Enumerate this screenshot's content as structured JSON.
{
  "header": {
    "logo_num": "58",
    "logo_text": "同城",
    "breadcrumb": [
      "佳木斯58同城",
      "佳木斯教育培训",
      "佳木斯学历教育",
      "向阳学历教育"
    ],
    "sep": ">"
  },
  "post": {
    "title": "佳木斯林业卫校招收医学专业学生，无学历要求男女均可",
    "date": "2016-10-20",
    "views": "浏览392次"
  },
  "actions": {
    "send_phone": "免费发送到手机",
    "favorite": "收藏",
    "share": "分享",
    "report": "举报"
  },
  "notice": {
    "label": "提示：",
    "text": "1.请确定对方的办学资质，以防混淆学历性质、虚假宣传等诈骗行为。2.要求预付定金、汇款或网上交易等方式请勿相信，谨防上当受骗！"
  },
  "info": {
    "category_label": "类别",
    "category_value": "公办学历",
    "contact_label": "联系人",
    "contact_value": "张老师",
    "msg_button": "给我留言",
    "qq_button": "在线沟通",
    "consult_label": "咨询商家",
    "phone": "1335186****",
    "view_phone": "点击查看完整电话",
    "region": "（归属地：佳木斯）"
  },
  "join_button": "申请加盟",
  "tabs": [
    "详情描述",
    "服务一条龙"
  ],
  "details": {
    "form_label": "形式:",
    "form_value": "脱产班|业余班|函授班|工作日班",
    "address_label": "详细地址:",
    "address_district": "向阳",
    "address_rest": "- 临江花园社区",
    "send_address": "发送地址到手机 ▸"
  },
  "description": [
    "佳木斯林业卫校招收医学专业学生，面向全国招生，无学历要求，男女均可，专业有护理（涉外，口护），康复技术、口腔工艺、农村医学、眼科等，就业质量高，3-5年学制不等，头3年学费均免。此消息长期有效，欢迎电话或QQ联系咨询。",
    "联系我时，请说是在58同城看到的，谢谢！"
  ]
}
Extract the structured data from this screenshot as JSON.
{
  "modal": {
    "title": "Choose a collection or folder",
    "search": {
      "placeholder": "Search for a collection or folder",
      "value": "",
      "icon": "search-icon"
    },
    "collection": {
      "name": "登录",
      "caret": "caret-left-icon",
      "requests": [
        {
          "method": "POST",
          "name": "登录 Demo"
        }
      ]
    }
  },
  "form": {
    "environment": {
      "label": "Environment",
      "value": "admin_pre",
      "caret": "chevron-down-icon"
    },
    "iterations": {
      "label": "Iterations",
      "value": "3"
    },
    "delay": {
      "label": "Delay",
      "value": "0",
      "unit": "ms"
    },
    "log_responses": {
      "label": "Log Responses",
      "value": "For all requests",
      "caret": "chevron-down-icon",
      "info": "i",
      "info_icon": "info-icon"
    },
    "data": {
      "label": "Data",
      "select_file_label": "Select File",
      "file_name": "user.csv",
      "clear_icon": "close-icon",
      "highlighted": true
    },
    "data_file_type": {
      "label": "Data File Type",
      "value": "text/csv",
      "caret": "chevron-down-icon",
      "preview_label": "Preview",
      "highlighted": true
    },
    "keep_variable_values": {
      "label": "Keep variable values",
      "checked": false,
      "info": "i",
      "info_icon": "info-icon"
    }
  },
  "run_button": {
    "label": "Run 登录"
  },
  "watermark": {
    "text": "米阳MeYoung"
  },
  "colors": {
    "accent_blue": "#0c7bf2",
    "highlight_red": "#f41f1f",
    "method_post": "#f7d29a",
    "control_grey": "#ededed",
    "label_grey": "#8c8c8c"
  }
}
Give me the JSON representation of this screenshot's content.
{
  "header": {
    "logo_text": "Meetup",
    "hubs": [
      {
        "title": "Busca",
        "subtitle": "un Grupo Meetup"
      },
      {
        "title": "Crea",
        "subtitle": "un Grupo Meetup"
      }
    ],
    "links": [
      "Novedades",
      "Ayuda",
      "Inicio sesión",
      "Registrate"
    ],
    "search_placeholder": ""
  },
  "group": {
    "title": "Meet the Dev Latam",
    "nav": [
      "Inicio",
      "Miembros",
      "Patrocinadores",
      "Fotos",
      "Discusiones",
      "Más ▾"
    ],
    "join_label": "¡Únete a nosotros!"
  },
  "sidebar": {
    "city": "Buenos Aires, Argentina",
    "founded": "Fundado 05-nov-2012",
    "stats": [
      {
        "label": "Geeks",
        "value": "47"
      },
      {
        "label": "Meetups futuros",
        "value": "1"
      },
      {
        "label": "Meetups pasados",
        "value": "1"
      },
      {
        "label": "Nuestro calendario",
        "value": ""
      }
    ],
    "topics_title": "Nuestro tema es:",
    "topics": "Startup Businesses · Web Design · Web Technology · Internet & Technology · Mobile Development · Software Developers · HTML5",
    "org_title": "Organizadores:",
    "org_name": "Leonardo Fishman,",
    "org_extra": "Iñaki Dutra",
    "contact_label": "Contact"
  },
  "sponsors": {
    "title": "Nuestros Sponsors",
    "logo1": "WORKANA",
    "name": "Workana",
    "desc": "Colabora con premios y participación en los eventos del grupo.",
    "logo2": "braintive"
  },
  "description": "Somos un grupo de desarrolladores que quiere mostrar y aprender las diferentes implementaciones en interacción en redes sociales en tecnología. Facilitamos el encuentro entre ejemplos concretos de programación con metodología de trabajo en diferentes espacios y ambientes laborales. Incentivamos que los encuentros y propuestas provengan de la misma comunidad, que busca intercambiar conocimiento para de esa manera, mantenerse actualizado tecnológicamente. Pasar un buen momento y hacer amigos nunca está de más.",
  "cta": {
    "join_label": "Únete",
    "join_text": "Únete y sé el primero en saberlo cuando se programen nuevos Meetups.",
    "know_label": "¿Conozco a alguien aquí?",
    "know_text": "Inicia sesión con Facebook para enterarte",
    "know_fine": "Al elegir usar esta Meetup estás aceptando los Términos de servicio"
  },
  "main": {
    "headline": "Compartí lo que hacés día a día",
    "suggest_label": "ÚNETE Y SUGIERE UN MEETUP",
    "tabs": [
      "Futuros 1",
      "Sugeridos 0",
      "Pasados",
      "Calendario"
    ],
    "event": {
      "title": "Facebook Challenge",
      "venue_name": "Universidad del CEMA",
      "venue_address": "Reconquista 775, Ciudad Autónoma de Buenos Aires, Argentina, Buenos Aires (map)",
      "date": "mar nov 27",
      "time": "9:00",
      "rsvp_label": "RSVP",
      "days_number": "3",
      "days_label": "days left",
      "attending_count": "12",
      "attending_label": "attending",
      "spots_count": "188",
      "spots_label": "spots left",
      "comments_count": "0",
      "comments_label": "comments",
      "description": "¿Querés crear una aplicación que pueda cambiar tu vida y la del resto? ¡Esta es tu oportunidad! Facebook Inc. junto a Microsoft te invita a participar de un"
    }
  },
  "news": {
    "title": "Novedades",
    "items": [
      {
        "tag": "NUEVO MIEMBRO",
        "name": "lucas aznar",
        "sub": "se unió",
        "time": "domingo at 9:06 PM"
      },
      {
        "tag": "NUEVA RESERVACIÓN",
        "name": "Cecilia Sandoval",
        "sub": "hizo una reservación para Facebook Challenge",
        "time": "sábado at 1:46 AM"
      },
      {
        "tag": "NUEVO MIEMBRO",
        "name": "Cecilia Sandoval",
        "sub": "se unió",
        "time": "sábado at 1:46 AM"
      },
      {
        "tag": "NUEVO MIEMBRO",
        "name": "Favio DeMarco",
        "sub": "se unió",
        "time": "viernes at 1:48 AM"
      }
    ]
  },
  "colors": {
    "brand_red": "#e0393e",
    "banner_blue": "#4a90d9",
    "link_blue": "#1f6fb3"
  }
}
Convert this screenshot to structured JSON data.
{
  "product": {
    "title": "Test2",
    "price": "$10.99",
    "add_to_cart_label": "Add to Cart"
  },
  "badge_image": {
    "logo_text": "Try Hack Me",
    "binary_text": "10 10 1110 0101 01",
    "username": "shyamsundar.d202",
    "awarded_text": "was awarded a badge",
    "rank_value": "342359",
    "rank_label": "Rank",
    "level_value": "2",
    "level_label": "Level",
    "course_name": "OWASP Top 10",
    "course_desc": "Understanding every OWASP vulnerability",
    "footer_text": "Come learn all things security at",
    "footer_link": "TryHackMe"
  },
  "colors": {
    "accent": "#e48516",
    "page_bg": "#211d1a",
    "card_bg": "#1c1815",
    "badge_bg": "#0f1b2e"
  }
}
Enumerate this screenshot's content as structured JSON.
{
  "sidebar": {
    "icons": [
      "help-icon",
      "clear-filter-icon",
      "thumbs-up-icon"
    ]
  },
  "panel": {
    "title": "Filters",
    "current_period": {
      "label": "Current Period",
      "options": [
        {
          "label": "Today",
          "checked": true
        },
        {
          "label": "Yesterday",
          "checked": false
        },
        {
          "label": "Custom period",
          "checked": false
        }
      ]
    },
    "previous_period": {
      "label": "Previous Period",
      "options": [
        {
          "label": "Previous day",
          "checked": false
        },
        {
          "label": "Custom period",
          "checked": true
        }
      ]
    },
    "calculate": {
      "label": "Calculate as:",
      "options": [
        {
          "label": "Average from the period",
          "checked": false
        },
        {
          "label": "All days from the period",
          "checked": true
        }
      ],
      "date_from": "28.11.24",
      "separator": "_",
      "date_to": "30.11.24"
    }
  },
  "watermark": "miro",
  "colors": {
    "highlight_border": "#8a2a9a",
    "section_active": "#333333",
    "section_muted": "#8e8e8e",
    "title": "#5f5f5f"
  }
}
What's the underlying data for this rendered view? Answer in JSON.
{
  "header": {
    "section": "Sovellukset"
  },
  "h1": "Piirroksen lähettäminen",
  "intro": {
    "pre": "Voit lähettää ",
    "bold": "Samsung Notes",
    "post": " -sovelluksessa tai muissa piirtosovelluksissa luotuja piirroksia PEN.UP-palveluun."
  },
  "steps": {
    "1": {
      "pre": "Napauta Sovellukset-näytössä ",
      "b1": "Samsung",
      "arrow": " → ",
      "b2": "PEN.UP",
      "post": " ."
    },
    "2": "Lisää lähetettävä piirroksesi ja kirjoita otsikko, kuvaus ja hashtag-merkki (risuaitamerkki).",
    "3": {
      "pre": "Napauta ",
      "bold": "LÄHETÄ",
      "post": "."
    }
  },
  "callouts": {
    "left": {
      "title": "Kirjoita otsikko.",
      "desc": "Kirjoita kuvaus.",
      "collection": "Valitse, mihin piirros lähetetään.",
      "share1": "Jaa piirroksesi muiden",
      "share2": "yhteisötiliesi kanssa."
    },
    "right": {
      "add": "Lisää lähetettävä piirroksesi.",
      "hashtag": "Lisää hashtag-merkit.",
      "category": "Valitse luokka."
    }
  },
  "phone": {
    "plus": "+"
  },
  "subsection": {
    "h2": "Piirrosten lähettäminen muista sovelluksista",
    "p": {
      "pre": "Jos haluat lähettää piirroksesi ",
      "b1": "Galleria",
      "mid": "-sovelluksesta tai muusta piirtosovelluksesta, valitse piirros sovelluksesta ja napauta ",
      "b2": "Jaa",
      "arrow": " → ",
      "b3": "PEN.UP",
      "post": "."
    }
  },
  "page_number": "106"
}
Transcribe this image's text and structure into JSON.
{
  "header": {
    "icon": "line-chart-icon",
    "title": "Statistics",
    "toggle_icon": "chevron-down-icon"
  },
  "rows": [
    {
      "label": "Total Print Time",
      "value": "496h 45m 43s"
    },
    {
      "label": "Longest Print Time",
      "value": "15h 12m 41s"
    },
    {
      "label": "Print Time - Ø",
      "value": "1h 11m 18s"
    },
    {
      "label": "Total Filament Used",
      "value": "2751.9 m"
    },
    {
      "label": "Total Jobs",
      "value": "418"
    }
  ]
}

********

◆ **STATED PROBLEM**
Sift through the entries and copy every line with "structured".

◆ **SOLUTION FOR THIS EXERCISE**
Enumerate this screenshot's content as structured JSON.
Extract the structured data from this screenshot as JSON.
Convert this screenshot to structured JSON data.
Enumerate this screenshot's content as structured JSON.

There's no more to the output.